• _WHAT THIS TASK INVOLVES_
In the data that follows, count every line holding the string "word" and give the count alone.

• _PROVIDED RECORDS_

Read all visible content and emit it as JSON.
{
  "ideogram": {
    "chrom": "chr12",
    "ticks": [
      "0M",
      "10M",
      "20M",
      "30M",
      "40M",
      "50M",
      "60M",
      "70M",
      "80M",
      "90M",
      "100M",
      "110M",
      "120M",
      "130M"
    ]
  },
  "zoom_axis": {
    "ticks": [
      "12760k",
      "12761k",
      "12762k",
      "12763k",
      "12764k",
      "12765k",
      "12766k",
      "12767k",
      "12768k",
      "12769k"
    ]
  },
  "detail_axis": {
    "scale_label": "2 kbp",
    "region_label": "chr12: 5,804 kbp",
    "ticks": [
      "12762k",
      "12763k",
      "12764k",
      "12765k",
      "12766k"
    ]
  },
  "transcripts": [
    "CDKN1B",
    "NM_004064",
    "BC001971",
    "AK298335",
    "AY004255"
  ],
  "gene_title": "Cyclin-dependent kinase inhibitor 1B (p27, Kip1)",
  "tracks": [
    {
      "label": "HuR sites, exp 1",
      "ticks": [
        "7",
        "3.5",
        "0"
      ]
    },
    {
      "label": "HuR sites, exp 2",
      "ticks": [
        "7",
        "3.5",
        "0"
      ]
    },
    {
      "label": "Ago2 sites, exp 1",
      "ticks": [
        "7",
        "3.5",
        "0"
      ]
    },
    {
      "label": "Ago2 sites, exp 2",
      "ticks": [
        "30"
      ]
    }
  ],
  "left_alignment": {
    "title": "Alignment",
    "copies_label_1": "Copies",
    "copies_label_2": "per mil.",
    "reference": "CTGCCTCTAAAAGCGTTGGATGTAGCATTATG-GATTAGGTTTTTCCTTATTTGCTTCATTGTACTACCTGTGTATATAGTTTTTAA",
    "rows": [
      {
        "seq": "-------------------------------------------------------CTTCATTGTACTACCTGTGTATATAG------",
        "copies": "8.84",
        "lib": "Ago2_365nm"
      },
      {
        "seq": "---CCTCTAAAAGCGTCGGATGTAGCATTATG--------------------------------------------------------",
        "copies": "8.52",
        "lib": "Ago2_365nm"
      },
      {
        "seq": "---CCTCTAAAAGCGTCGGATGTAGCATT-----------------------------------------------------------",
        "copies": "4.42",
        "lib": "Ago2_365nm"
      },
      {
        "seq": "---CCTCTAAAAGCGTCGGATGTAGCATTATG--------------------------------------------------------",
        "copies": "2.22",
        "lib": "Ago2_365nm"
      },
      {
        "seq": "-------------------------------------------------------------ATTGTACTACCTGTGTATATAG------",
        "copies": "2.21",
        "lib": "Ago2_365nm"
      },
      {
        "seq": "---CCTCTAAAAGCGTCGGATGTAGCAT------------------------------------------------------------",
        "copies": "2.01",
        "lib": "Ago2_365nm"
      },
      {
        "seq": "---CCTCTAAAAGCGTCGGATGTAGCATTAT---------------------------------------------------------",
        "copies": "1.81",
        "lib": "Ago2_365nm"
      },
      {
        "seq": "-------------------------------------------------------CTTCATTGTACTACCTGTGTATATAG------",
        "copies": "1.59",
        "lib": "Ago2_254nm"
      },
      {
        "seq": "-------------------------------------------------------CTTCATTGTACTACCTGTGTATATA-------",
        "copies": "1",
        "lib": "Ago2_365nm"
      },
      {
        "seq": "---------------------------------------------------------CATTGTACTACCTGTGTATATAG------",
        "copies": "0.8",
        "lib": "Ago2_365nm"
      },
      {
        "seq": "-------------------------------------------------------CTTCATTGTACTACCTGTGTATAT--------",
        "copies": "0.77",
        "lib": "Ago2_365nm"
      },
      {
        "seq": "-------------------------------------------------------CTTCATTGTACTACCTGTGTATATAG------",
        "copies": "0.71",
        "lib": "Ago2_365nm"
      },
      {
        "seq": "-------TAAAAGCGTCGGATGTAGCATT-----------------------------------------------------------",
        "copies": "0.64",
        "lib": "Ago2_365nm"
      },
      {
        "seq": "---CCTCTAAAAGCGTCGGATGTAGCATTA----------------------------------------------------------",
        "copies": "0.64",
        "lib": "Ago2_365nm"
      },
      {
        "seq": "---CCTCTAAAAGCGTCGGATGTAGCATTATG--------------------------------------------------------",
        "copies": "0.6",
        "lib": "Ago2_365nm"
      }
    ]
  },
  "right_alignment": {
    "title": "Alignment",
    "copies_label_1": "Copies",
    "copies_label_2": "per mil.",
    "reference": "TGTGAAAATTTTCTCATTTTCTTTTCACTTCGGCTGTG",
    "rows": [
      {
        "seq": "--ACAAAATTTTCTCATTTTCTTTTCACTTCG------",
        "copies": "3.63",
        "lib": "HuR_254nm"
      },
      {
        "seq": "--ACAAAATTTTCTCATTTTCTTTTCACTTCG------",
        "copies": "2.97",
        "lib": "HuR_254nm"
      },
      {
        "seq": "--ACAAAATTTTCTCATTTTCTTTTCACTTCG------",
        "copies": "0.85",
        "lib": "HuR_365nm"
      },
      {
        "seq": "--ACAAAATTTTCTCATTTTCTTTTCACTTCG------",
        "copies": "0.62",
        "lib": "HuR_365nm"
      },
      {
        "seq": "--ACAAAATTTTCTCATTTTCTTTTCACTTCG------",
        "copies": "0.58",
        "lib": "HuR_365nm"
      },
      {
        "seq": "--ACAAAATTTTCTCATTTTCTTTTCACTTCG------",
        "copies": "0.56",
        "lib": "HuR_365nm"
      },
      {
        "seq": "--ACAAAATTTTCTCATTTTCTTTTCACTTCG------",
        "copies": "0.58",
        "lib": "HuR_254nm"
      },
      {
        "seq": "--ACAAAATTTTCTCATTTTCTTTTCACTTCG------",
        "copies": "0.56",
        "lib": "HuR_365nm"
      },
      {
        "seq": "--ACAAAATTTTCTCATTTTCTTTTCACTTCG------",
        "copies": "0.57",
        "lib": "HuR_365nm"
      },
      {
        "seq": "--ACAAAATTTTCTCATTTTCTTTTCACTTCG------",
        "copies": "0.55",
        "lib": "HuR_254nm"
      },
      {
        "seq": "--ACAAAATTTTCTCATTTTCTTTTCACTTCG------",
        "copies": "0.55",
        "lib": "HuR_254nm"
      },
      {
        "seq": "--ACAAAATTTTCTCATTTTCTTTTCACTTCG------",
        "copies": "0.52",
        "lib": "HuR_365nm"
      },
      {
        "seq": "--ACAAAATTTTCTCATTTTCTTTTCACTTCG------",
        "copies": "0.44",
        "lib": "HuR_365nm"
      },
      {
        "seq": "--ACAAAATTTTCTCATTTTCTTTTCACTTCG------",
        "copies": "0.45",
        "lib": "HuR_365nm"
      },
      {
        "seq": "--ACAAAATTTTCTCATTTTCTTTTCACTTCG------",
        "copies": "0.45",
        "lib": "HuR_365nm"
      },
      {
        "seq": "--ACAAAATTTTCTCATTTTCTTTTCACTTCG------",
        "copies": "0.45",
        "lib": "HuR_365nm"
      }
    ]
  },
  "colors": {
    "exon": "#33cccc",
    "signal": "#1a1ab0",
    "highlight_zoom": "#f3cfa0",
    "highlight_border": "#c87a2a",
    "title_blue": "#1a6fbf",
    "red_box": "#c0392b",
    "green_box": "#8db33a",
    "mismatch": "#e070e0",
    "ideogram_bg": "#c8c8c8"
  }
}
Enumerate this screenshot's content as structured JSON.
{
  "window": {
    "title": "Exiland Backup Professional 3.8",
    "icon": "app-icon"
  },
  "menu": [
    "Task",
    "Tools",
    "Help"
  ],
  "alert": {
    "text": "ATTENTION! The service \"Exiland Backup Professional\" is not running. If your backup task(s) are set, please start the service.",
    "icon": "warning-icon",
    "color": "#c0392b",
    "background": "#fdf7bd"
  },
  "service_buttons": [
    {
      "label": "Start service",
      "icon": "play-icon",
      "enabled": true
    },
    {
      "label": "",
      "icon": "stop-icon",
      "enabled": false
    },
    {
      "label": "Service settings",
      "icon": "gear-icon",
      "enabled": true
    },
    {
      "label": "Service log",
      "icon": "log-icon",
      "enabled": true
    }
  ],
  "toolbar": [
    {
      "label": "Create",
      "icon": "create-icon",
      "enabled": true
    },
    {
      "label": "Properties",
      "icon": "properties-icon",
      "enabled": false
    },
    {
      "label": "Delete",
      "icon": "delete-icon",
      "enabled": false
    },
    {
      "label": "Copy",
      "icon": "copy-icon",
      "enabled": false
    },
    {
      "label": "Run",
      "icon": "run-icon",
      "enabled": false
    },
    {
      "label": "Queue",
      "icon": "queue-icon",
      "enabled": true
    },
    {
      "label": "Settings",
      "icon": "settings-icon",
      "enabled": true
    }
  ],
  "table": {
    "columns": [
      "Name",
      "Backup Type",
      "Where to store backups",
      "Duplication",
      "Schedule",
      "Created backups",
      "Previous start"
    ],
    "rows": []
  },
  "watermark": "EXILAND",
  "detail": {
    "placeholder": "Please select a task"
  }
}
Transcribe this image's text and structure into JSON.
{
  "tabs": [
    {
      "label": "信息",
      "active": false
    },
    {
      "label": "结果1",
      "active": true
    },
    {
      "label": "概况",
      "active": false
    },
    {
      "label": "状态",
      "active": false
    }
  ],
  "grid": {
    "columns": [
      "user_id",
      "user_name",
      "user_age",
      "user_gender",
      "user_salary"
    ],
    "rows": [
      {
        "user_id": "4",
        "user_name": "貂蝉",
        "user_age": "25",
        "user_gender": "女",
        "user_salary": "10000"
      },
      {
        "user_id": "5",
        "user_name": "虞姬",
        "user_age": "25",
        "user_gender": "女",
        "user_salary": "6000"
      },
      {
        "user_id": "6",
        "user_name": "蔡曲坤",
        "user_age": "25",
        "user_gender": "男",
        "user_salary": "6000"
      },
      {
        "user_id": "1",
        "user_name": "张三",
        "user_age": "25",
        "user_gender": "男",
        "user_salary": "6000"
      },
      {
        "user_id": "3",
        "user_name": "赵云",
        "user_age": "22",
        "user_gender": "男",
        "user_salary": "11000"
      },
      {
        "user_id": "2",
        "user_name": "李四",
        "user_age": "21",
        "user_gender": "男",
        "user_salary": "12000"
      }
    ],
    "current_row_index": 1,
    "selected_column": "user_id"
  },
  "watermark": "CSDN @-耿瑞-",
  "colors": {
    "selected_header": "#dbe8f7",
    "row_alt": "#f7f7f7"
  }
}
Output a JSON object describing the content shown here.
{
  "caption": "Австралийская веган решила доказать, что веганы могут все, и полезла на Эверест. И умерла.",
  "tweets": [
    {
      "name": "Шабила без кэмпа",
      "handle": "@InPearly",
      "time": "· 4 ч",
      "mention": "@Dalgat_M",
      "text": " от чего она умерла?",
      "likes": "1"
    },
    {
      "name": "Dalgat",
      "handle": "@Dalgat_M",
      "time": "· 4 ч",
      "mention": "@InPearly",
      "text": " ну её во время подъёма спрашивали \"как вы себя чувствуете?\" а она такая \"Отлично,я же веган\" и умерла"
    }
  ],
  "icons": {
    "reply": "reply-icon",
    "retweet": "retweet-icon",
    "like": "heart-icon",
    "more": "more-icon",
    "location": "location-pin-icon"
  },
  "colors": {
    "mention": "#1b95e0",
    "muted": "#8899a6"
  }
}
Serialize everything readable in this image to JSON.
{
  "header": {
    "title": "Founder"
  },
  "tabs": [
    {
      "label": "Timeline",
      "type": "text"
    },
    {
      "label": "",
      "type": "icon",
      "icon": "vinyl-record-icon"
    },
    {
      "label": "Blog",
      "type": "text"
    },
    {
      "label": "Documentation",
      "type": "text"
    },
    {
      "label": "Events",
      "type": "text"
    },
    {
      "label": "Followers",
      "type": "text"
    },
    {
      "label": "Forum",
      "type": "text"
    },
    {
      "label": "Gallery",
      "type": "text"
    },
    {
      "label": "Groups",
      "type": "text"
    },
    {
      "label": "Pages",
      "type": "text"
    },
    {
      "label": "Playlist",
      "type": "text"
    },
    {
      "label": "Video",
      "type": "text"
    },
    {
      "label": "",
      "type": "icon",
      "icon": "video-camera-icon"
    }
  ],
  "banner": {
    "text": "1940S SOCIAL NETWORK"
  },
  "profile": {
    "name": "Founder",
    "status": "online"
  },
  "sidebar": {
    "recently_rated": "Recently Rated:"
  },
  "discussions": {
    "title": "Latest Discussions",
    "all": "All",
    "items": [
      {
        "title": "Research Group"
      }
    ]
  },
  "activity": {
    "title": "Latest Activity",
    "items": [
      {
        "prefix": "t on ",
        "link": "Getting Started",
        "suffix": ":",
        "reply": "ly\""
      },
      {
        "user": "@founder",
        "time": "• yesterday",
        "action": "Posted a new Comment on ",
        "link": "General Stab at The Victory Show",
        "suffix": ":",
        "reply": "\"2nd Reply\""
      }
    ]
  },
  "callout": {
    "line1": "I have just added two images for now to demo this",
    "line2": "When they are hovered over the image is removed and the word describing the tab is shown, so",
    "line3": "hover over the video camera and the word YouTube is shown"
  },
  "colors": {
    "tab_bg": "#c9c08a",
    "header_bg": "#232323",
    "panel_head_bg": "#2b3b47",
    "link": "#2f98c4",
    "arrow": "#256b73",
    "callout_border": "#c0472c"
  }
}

• _RESPONSE TO THE TASK_
2